Start of Block

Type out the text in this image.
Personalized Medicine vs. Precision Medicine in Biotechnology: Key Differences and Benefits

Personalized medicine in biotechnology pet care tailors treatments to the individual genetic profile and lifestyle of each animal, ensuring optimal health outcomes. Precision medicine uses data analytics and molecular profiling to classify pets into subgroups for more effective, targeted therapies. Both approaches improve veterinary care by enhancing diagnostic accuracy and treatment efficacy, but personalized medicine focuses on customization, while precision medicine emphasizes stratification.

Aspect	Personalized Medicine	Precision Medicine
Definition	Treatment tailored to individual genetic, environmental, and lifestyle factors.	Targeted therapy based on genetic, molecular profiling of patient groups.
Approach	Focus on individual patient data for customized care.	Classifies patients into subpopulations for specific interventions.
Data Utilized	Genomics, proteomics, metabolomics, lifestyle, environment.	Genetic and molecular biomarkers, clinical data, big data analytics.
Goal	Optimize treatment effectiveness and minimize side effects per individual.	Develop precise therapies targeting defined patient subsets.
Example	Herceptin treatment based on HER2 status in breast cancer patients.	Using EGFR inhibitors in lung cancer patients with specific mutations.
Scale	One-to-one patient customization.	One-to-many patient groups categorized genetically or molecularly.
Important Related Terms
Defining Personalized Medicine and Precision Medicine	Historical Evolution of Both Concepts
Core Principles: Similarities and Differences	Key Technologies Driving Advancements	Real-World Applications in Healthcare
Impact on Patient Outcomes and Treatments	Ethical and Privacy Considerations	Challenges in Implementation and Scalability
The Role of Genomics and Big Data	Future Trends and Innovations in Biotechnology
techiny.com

End of Block

> Instructions for the task:
The records above should be restated word for word, please.

> Your response:
Type out the text in this image.
Personalized Medicine vs. Precision Medicine in Biotechnology: Key Differences and Benefits

Personalized medicine in biotechnology pet care tailors treatments to the individual genetic profile and lifestyle of each animal, ensuring optimal health outcomes. Precision medicine uses data analytics and molecular profiling to classify pets into subgroups for more effective, targeted therapies. Both approaches improve veterinary care by enhancing diagnostic accuracy and treatment efficacy, but personalized medicine focuses on customization, while precision medicine emphasizes stratification.

Aspect	Personalized Medicine	Precision Medicine
Definition	Treatment tailored to individual genetic, environmental, and lifestyle factors.	Targeted therapy based on genetic, molecular profiling of patient groups.
Approach	Focus on individual patient data for customized care.	Classifies patients into subpopulations for specific interventions.
Data Utilized	Genomics, proteomics, metabolomics, lifestyle, environment.	Genetic and molecular biomarkers, clinical data, big data analytics.
Goal	Optimize treatment effectiveness and minimize side effects per individual.	Develop precise therapies targeting defined patient subsets.
Example	Herceptin treatment based on HER2 status in breast cancer patients.	Using EGFR inhibitors in lung cancer patients with specific mutations.
Scale	One-to-one patient customization.	One-to-many patient groups categorized genetically or molecularly.
Important Related Terms
Defining Personalized Medicine and Precision Medicine	Historical Evolution of Both Concepts
Core Principles: Similarities and Differences	Key Technologies Driving Advancements	Real-World Applications in Healthcare
Impact on Patient Outcomes and Treatments	Ethical and Privacy Considerations	Challenges in Implementation and Scalability
The Role of Genomics and Big Data	Future Trends and Innovations in Biotechnology
techiny.com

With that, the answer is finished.